◆ What needs to be done ◆
Write each line out exactly, leaving none out.

◆ Records provided ◆
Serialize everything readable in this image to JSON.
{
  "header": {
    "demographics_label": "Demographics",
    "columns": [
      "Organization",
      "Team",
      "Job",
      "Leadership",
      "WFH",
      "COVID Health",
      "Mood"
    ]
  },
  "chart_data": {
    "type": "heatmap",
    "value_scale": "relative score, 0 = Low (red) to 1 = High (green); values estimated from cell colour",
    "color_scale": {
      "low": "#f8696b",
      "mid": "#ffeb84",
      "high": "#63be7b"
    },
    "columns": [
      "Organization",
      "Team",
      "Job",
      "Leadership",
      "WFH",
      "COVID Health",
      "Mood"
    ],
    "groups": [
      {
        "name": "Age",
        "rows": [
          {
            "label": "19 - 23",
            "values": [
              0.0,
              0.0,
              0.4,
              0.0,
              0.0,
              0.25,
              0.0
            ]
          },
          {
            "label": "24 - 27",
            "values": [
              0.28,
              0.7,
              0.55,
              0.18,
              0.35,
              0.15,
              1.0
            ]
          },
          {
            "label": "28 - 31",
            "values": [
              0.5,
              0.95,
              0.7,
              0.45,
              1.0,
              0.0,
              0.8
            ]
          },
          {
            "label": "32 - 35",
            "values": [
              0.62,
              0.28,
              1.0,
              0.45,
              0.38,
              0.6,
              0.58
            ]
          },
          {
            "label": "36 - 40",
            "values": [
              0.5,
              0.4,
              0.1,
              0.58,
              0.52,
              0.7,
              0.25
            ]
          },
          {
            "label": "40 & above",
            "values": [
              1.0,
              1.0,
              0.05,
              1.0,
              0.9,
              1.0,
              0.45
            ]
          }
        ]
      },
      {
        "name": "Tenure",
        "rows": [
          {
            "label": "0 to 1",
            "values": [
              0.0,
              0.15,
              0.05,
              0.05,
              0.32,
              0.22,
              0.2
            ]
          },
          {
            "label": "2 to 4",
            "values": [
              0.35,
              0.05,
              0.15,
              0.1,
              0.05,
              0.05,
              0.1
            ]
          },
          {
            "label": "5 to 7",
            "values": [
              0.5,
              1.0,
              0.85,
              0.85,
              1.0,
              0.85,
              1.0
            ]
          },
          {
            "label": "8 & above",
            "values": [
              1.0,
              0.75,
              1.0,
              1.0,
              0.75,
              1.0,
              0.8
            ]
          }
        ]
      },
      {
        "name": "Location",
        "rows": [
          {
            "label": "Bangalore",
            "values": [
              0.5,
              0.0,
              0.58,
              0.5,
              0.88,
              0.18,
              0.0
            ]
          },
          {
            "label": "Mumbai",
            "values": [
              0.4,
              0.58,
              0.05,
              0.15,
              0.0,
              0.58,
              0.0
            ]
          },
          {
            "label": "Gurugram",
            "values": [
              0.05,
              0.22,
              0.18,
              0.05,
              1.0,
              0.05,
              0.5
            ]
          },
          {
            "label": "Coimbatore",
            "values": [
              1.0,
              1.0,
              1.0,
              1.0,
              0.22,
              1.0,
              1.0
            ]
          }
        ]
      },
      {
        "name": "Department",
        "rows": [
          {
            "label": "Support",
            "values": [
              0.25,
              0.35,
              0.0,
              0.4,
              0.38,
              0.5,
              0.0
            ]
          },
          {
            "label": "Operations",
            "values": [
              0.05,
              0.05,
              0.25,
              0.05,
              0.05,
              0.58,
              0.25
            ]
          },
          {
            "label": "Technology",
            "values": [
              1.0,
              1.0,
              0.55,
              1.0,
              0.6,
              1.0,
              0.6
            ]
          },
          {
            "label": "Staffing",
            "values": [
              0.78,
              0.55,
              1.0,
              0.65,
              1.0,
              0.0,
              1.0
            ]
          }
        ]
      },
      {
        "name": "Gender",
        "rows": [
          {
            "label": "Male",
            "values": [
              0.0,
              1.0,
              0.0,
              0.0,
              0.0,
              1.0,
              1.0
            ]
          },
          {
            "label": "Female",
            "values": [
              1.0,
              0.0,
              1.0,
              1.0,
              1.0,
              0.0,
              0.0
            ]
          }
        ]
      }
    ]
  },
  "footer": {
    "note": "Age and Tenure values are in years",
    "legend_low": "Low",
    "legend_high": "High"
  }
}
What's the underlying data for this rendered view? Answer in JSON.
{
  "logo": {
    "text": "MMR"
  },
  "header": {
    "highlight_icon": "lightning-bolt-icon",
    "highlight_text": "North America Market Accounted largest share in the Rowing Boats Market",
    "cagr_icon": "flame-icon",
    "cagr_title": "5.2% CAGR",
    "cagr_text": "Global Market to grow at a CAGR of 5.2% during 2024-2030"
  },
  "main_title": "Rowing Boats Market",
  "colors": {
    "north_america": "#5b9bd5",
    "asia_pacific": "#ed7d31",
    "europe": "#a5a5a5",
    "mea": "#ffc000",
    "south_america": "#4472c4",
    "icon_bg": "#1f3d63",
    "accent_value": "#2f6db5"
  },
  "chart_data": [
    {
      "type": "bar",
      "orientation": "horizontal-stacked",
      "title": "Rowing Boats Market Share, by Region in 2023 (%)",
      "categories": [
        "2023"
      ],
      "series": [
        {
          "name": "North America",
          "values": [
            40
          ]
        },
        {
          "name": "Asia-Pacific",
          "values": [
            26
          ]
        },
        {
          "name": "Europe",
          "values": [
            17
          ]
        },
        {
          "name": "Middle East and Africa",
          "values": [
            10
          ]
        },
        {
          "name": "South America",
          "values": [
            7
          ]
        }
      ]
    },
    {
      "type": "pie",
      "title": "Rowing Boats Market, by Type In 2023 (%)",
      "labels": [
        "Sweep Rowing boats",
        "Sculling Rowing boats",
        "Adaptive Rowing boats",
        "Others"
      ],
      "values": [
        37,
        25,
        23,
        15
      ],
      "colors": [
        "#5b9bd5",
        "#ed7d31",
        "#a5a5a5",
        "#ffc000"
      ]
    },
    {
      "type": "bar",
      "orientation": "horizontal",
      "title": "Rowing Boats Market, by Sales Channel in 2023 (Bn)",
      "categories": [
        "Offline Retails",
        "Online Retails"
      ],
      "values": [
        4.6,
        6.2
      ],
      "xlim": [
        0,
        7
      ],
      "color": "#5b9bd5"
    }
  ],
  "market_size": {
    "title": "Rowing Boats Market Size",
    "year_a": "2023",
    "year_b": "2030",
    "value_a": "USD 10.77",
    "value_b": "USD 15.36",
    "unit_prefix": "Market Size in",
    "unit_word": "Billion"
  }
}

◆ Result of this exercise ◆
Serialize everything readable in this image to JSON.
{
  "header": {
    "demographics_label": "Demographics",
    "columns": [
      "Organization",
      "Team",
      "Job",
      "Leadership",
      "WFH",
      "COVID Health",
      "Mood"
    ]
  },
  "chart_data": {
    "type": "heatmap",
    "value_scale": "relative score, 0 = Low (red) to 1 = High (green); values estimated from cell colour",
    "color_scale": {
      "low": "#f8696b",
      "mid": "#ffeb84",
      "high": "#63be7b"
    },
    "columns": [
      "Organization",
      "Team",
      "Job",
      "Leadership",
      "WFH",
      "COVID Health",
      "Mood"
    ],
    "groups": [
      {
        "name": "Age",
        "rows": [
          {
            "label": "19 - 23",
            "values": [
              0.0,
              0.0,
              0.4,
              0.0,
              0.0,
              0.25,
              0.0
            ]
          },
          {
            "label": "24 - 27",
            "values": [
              0.28,
              0.7,
              0.55,
              0.18,
              0.35,
              0.15,
              1.0
            ]
          },
          {
            "label": "28 - 31",
            "values": [
              0.5,
              0.95,
              0.7,
              0.45,
              1.0,
              0.0,
              0.8
            ]
          },
          {
            "label": "32 - 35",
            "values": [
              0.62,
              0.28,
              1.0,
              0.45,
              0.38,
              0.6,
              0.58
            ]
          },
          {
            "label": "36 - 40",
            "values": [
              0.5,
              0.4,
              0.1,
              0.58,
              0.52,
              0.7,
              0.25
            ]
          },
          {
            "label": "40 & above",
            "values": [
              1.0,
              1.0,
              0.05,
              1.0,
              0.9,
              1.0,
              0.45
            ]
          }
        ]
      },
      {
        "name": "Tenure",
        "rows": [
          {
            "label": "0 to 1",
            "values": [
              0.0,
              0.15,
              0.05,
              0.05,
              0.32,
              0.22,
              0.2
            ]
          },
          {
            "label": "2 to 4",
            "values": [
              0.35,
              0.05,
              0.15,
              0.1,
              0.05,
              0.05,
              0.1
            ]
          },
          {
            "label": "5 to 7",
            "values": [
              0.5,
              1.0,
              0.85,
              0.85,
              1.0,
              0.85,
              1.0
            ]
          },
          {
            "label": "8 & above",
            "values": [
              1.0,
              0.75,
              1.0,
              1.0,
              0.75,
              1.0,
              0.8
            ]
          }
        ]
      },
      {
        "name": "Location",
        "rows": [
          {
            "label": "Bangalore",
            "values": [
              0.5,
              0.0,
              0.58,
              0.5,
              0.88,
              0.18,
              0.0
            ]
          },
          {
            "label": "Mumbai",
            "values": [
              0.4,
              0.58,
              0.05,
              0.15,
              0.0,
              0.58,
              0.0
            ]
          },
          {
            "label": "Gurugram",
            "values": [
              0.05,
              0.22,
              0.18,
              0.05,
              1.0,
              0.05,
              0.5
            ]
          },
          {
            "label": "Coimbatore",
            "values": [
              1.0,
              1.0,
              1.0,
              1.0,
              0.22,
              1.0,
              1.0
            ]
          }
        ]
      },
      {
        "name": "Department",
        "rows": [
          {
            "label": "Support",
            "values": [
              0.25,
              0.35,
              0.0,
              0.4,
              0.38,
              0.5,
              0.0
            ]
          },
          {
            "label": "Operations",
            "values": [
              0.05,
              0.05,
              0.25,
              0.05,
              0.05,
              0.58,
              0.25
            ]
          },
          {
            "label": "Technology",
            "values": [
              1.0,
              1.0,
              0.55,
              1.0,
              0.6,
              1.0,
              0.6
            ]
          },
          {
            "label": "Staffing",
            "values": [
              0.78,
              0.55,
              1.0,
              0.65,
              1.0,
              0.0,
              1.0
            ]
          }
        ]
      },
      {
        "name": "Gender",
        "rows": [
          {
            "label": "Male",
            "values": [
              0.0,
              1.0,
              0.0,
              0.0,
              0.0,
              1.0,
              1.0
            ]
          },
          {
            "label": "Female",
            "values": [
              1.0,
              0.0,
              1.0,
              1.0,
              1.0,
              0.0,
              0.0
            ]
          }
        ]
      }
    ]
  },
  "footer": {
    "note": "Age and Tenure values are in years",
    "legend_low": "Low",
    "legend_high": "High"
  }
}
What's the underlying data for this rendered view? Answer in JSON.
{
  "logo": {
    "text": "MMR"
  },
  "header": {
    "highlight_icon": "lightning-bolt-icon",
    "highlight_text": "North America Market Accounted largest share in the Rowing Boats Market",
    "cagr_icon": "flame-icon",
    "cagr_title": "5.2% CAGR",
    "cagr_text": "Global Market to grow at a CAGR of 5.2% during 2024-2030"
  },
  "main_title": "Rowing Boats Market",
  "colors": {
    "north_america": "#5b9bd5",
    "asia_pacific": "#ed7d31",
    "europe": "#a5a5a5",
    "mea": "#ffc000",
    "south_america": "#4472c4",
    "icon_bg": "#1f3d63",
    "accent_value": "#2f6db5"
  },
  "chart_data": [
    {
      "type": "bar",
      "orientation": "horizontal-stacked",
      "title": "Rowing Boats Market Share, by Region in 2023 (%)",
      "categories": [
        "2023"
      ],
      "series": [
        {
          "name": "North America",
          "values": [
            40
          ]
        },
        {
          "name": "Asia-Pacific",
          "values": [
            26
          ]
        },
        {
          "name": "Europe",
          "values": [
            17
          ]
        },
        {
          "name": "Middle East and Africa",
          "values": [
            10
          ]
        },
        {
          "name": "South America",
          "values": [
            7
          ]
        }
      ]
    },
    {
      "type": "pie",
      "title": "Rowing Boats Market, by Type In 2023 (%)",
      "labels": [
        "Sweep Rowing boats",
        "Sculling Rowing boats",
        "Adaptive Rowing boats",
        "Others"
      ],
      "values": [
        37,
        25,
        23,
        15
      ],
      "colors": [
        "#5b9bd5",
        "#ed7d31",
        "#a5a5a5",
        "#ffc000"
      ]
    },
    {
      "type": "bar",
      "orientation": "horizontal",
      "title": "Rowing Boats Market, by Sales Channel in 2023 (Bn)",
      "categories": [
        "Offline Retails",
        "Online Retails"
      ],
      "values": [
        4.6,
        6.2
      ],
      "xlim": [
        0,
        7
      ],
      "color": "#5b9bd5"
    }
  ],
  "market_size": {
    "title": "Rowing Boats Market Size",
    "year_a": "2023",
    "year_b": "2030",
    "value_a": "USD 10.77",
    "value_b": "USD 15.36",
    "unit_prefix": "Market Size in",
    "unit_word": "Billion"
  }
}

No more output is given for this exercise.